**Records for the task:**
++++++

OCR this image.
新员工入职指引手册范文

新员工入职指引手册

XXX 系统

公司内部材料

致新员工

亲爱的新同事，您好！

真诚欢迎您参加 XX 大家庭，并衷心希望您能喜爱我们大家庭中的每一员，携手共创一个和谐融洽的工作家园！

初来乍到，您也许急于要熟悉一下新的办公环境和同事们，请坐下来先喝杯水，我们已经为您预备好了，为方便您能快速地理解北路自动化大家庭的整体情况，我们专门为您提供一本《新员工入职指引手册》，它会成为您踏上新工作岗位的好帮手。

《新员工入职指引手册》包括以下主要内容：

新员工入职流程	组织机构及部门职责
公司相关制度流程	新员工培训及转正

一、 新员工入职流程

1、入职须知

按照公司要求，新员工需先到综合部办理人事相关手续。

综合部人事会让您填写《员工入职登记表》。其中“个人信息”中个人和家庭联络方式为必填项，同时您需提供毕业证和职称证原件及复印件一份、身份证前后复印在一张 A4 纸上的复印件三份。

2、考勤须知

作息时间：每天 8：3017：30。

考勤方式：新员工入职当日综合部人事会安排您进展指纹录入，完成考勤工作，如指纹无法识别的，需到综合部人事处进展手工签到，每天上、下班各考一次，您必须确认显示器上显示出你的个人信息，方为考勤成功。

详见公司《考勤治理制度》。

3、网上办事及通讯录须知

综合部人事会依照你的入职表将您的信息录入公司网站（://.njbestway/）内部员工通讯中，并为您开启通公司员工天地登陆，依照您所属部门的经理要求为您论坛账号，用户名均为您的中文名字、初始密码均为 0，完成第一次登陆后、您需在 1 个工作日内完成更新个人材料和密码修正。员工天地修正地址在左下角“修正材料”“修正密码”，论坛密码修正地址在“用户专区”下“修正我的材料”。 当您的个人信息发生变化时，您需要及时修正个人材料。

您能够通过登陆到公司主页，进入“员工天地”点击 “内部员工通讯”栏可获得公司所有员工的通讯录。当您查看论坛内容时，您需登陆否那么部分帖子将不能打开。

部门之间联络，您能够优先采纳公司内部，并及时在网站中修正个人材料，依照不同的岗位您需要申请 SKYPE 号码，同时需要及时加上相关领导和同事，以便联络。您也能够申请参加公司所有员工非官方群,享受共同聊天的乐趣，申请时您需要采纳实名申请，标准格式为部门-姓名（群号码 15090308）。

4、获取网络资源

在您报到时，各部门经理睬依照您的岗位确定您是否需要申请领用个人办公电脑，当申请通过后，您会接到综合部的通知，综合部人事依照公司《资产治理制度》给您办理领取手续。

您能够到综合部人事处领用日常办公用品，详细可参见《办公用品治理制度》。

++++++

**Task description:** Reproduce the data shown above exactly.

**Reply:**
OCR this image.
新员工入职指引手册范文

新员工入职指引手册

XXX 系统

公司内部材料

致新员工

亲爱的新同事，您好！

真诚欢迎您参加 XX 大家庭，并衷心希望您能喜爱我们大家庭中的每一员，携手共创一个和谐融洽的工作家园！

初来乍到，您也许急于要熟悉一下新的办公环境和同事们，请坐下来先喝杯水，我们已经为您预备好了，为方便您能快速地理解北路自动化大家庭的整体情况，我们专门为您提供一本《新员工入职指引手册》，它会成为您踏上新工作岗位的好帮手。

《新员工入职指引手册》包括以下主要内容：

新员工入职流程	组织机构及部门职责
公司相关制度流程	新员工培训及转正

一、 新员工入职流程

1、入职须知

按照公司要求，新员工需先到综合部办理人事相关手续。

综合部人事会让您填写《员工入职登记表》。其中“个人信息”中个人和家庭联络方式为必填项，同时您需提供毕业证和职称证原件及复印件一份、身份证前后复印在一张 A4 纸上的复印件三份。

2、考勤须知

作息时间：每天 8：3017：30。

考勤方式：新员工入职当日综合部人事会安排您进展指纹录入，完成考勤工作，如指纹无法识别的，需到综合部人事处进展手工签到，每天上、下班各考一次，您必须确认显示器上显示出你的个人信息，方为考勤成功。

详见公司《考勤治理制度》。

3、网上办事及通讯录须知

综合部人事会依照你的入职表将您的信息录入公司网站（://.njbestway/）内部员工通讯中，并为您开启通公司员工天地登陆，依照您所属部门的经理要求为您论坛账号，用户名均为您的中文名字、初始密码均为 0，完成第一次登陆后、您需在 1 个工作日内完成更新个人材料和密码修正。员工天地修正地址在左下角“修正材料”“修正密码”，论坛密码修正地址在“用户专区”下“修正我的材料”。 当您的个人信息发生变化时，您需要及时修正个人材料。

您能够通过登陆到公司主页，进入“员工天地”点击 “内部员工通讯”栏可获得公司所有员工的通讯录。当您查看论坛内容时，您需登陆否那么部分帖子将不能打开。

部门之间联络，您能够优先采纳公司内部，并及时在网站中修正个人材料，依照不同的岗位您需要申请 SKYPE 号码，同时需要及时加上相关领导和同事，以便联络。您也能够申请参加公司所有员工非官方群,享受共同聊天的乐趣，申请时您需要采纳实名申请，标准格式为部门-姓名（群号码 15090308）。

4、获取网络资源

在您报到时，各部门经理睬依照您的岗位确定您是否需要申请领用个人办公电脑，当申请通过后，您会接到综合部的通知，综合部人事依照公司《资产治理制度》给您办理领取手续。

您能够到综合部人事处领用日常办公用品，详细可参见《办公用品治理制度》。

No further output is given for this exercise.